## START Supplied entries

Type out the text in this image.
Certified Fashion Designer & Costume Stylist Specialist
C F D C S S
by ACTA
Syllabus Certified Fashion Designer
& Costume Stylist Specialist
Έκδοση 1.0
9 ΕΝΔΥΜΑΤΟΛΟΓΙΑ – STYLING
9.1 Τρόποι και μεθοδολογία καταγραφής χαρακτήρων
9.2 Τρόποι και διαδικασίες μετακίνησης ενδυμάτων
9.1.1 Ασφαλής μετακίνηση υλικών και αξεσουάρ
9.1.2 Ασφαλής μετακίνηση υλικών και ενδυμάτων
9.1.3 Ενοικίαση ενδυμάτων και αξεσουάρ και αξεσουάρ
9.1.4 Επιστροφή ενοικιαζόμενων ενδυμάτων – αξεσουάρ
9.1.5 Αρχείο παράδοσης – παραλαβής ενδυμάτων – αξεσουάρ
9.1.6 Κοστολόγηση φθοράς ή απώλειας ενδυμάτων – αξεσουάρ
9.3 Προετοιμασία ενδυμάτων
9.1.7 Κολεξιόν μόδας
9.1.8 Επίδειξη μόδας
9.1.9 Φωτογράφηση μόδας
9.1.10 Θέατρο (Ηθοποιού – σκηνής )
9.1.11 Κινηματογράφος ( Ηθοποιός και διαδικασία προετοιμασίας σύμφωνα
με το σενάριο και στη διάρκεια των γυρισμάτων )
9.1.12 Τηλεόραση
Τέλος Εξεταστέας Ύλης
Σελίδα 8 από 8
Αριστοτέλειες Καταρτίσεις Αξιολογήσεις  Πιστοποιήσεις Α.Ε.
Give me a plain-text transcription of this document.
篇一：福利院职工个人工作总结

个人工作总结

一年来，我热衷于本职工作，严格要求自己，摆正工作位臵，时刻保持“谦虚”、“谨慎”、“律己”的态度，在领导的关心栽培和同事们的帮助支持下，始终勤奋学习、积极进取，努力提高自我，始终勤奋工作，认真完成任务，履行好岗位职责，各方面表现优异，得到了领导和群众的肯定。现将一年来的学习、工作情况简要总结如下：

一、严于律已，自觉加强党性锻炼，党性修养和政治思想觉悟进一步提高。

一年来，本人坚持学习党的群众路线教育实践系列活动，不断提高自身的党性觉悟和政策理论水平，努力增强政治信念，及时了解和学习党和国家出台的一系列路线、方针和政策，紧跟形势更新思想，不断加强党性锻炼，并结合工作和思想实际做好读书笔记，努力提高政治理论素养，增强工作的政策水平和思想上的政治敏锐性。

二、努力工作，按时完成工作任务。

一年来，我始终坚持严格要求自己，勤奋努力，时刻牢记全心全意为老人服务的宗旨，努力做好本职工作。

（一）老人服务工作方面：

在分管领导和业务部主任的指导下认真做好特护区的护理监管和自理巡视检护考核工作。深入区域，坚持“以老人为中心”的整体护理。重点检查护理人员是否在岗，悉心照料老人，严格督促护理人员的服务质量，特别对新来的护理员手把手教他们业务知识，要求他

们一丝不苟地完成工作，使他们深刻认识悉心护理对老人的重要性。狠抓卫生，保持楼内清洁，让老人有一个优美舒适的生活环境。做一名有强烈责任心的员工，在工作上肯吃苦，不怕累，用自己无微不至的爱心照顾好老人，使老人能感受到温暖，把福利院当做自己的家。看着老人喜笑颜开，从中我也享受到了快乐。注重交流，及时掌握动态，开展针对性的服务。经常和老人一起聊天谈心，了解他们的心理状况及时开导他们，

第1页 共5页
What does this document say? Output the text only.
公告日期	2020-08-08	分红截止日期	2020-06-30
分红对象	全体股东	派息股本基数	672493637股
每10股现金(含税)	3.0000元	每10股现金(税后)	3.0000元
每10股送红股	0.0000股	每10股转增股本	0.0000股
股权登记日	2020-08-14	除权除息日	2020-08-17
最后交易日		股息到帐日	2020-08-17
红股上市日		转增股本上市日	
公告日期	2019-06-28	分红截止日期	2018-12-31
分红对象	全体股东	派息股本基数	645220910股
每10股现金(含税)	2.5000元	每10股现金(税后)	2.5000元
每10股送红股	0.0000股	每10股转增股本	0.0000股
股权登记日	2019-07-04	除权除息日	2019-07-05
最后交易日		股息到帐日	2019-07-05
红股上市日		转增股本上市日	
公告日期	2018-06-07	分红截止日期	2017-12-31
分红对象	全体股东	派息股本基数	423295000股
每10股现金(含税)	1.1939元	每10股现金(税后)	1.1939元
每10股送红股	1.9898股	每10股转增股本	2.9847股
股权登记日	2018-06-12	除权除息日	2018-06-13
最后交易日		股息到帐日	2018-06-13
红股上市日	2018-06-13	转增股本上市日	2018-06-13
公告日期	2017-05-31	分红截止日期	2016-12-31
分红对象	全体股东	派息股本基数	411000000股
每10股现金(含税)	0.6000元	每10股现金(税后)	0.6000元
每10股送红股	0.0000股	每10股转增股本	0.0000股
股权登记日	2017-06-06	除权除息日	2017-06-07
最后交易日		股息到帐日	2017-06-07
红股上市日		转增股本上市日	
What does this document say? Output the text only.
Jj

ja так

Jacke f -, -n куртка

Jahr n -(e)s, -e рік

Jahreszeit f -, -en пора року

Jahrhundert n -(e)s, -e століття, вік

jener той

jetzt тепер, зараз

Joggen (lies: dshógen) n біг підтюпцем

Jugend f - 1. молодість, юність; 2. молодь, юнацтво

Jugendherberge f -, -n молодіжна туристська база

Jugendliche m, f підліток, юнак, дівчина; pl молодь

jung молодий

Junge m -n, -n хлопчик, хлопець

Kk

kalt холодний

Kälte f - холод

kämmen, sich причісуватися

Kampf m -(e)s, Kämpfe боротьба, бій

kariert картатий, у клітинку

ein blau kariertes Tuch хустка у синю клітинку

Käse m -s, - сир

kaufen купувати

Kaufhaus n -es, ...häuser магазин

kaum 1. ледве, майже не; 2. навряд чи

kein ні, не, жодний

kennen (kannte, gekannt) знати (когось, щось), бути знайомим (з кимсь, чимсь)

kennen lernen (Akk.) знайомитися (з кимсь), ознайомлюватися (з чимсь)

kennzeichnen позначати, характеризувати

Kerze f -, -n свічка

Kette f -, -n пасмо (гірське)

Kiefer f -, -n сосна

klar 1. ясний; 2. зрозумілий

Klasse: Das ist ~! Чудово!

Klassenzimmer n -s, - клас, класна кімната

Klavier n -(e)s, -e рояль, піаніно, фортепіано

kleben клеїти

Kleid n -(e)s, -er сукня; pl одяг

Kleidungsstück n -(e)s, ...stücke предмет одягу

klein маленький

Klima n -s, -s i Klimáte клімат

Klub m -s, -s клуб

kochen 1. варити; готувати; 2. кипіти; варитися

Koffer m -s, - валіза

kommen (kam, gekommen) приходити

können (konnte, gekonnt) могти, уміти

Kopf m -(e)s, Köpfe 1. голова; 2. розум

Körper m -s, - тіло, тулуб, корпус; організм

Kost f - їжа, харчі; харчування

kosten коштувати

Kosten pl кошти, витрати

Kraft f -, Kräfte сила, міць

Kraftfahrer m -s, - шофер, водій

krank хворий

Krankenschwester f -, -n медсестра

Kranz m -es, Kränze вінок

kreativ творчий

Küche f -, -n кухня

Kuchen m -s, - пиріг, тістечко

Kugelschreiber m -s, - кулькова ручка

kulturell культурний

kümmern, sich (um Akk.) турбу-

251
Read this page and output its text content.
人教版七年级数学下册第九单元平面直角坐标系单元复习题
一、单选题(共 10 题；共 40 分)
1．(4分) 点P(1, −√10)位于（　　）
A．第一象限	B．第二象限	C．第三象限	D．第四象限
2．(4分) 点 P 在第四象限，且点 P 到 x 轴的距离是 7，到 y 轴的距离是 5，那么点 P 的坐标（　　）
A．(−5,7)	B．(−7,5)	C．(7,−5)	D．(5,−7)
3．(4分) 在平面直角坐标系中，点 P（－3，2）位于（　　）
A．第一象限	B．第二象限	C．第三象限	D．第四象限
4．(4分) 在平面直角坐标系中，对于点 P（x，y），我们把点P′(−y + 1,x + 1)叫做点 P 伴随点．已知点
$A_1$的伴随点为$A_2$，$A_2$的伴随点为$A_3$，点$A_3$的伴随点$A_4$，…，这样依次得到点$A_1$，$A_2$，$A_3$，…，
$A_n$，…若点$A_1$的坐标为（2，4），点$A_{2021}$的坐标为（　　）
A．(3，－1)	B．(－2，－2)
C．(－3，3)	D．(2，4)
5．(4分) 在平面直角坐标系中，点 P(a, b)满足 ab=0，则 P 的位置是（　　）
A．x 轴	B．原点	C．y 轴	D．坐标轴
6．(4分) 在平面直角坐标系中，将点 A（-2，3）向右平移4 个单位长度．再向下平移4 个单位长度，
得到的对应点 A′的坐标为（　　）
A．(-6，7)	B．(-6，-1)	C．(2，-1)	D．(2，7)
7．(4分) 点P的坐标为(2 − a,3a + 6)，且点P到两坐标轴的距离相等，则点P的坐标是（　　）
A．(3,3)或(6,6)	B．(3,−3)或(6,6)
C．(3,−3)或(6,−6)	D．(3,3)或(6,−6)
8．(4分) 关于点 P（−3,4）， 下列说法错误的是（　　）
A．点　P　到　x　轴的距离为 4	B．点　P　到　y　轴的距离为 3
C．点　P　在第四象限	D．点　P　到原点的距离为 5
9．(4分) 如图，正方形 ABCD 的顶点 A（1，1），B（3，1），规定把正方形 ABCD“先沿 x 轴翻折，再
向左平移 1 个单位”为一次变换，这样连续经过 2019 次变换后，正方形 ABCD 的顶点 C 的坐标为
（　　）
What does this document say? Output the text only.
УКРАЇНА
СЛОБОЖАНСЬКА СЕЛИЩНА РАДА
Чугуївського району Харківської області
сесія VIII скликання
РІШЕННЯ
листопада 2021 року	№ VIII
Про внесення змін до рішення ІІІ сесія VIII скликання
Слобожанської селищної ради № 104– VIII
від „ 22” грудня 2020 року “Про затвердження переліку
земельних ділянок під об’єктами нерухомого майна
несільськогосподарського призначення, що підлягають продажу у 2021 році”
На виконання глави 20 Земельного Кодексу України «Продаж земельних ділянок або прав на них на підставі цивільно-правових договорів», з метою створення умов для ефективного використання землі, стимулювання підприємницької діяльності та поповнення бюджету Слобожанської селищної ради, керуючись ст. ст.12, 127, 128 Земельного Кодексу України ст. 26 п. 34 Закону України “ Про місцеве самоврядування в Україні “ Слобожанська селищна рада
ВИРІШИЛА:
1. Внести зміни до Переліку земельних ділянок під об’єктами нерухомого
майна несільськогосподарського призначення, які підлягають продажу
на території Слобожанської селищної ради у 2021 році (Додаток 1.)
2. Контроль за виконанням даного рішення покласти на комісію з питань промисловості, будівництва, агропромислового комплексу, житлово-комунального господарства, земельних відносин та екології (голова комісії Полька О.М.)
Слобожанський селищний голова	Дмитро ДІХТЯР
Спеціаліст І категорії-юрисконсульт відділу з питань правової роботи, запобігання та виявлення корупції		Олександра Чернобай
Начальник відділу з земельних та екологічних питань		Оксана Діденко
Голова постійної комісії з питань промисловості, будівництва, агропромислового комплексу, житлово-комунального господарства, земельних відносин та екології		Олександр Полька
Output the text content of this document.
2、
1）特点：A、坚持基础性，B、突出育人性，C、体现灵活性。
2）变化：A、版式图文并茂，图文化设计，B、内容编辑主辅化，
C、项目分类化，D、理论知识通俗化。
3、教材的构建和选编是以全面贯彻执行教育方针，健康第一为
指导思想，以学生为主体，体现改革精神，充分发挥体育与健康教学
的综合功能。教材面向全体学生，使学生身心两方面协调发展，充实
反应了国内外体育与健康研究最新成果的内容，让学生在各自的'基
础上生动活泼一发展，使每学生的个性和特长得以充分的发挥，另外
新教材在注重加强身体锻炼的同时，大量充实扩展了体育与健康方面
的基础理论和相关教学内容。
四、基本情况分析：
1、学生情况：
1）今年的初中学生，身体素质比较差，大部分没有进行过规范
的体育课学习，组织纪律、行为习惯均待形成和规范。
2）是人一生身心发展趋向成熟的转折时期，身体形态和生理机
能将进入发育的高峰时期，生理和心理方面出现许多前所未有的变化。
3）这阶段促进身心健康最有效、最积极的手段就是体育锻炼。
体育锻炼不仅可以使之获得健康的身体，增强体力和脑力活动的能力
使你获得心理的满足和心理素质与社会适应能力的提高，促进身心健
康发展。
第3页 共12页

## END Supplied entries

**Required task:**
Identify each line in the entries with the word "this" and copy it.

**Written answer:**
Type out the text in this image.
Give me a plain-text transcription of this document.
What does this document say? Output the text only.
What does this document say? Output the text only.
Read this page and output its text content.
What does this document say? Output the text only.
Output the text content of this document.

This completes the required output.